[Exercise aim]: Retype the material that follows, keeping every word as it is.

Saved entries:
=-=-=-=-=
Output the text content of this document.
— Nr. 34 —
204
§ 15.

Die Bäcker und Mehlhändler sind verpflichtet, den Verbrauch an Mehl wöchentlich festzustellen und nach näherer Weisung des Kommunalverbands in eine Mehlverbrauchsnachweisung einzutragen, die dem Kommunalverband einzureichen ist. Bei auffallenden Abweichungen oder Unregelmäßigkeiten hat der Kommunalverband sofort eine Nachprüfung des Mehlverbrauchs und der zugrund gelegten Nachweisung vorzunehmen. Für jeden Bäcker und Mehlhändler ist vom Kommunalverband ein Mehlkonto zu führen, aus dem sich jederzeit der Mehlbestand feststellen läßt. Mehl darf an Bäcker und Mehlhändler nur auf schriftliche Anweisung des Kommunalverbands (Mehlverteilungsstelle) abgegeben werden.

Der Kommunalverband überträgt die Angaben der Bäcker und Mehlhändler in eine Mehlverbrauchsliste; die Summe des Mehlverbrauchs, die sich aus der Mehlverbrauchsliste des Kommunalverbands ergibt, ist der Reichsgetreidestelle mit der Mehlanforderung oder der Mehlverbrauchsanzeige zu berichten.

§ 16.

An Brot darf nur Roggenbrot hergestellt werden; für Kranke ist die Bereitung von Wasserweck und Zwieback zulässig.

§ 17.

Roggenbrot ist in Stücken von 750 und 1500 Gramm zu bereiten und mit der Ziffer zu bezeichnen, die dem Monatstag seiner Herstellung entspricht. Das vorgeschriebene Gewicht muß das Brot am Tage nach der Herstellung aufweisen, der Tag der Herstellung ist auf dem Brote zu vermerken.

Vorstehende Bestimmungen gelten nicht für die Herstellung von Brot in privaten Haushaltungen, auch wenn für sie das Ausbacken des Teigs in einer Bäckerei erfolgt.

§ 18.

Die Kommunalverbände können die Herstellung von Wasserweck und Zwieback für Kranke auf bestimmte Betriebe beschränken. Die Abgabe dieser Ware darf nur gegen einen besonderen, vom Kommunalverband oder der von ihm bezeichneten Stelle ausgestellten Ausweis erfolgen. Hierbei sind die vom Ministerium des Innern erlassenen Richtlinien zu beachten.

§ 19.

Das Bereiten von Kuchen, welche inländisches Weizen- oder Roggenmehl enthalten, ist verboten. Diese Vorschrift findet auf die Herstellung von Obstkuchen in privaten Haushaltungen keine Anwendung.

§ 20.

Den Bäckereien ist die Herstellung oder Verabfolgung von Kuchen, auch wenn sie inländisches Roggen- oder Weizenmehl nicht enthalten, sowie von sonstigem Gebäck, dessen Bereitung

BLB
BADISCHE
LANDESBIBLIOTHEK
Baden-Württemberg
=-=-=-=-=
[Task output]:
Output the text content of this document.
— Nr. 34 —
204
§ 15.

Die Bäcker und Mehlhändler sind verpflichtet, den Verbrauch an Mehl wöchentlich festzustellen und nach näherer Weisung des Kommunalverbands in eine Mehlverbrauchsnachweisung einzutragen, die dem Kommunalverband einzureichen ist. Bei auffallenden Abweichungen oder Unregelmäßigkeiten hat der Kommunalverband sofort eine Nachprüfung des Mehlverbrauchs und der zugrund gelegten Nachweisung vorzunehmen. Für jeden Bäcker und Mehlhändler ist vom Kommunalverband ein Mehlkonto zu führen, aus dem sich jederzeit der Mehlbestand feststellen läßt. Mehl darf an Bäcker und Mehlhändler nur auf schriftliche Anweisung des Kommunalverbands (Mehlverteilungsstelle) abgegeben werden.

Der Kommunalverband überträgt die Angaben der Bäcker und Mehlhändler in eine Mehlverbrauchsliste; die Summe des Mehlverbrauchs, die sich aus der Mehlverbrauchsliste des Kommunalverbands ergibt, ist der Reichsgetreidestelle mit der Mehlanforderung oder der Mehlverbrauchsanzeige zu berichten.

§ 16.

An Brot darf nur Roggenbrot hergestellt werden; für Kranke ist die Bereitung von Wasserweck und Zwieback zulässig.

§ 17.

Roggenbrot ist in Stücken von 750 und 1500 Gramm zu bereiten und mit der Ziffer zu bezeichnen, die dem Monatstag seiner Herstellung entspricht. Das vorgeschriebene Gewicht muß das Brot am Tage nach der Herstellung aufweisen, der Tag der Herstellung ist auf dem Brote zu vermerken.

Vorstehende Bestimmungen gelten nicht für die Herstellung von Brot in privaten Haushaltungen, auch wenn für sie das Ausbacken des Teigs in einer Bäckerei erfolgt.

§ 18.

Die Kommunalverbände können die Herstellung von Wasserweck und Zwieback für Kranke auf bestimmte Betriebe beschränken. Die Abgabe dieser Ware darf nur gegen einen besonderen, vom Kommunalverband oder der von ihm bezeichneten Stelle ausgestellten Ausweis erfolgen. Hierbei sind die vom Ministerium des Innern erlassenen Richtlinien zu beachten.

§ 19.

Das Bereiten von Kuchen, welche inländisches Weizen- oder Roggenmehl enthalten, ist verboten. Diese Vorschrift findet auf die Herstellung von Obstkuchen in privaten Haushaltungen keine Anwendung.

§ 20.

Den Bäckereien ist die Herstellung oder Verabfolgung von Kuchen, auch wenn sie inländisches Roggen- oder Weizenmehl nicht enthalten, sowie von sonstigem Gebäck, dessen Bereitung

BLB
BADISCHE
LANDESBIBLIOTHEK
Baden-Württemberg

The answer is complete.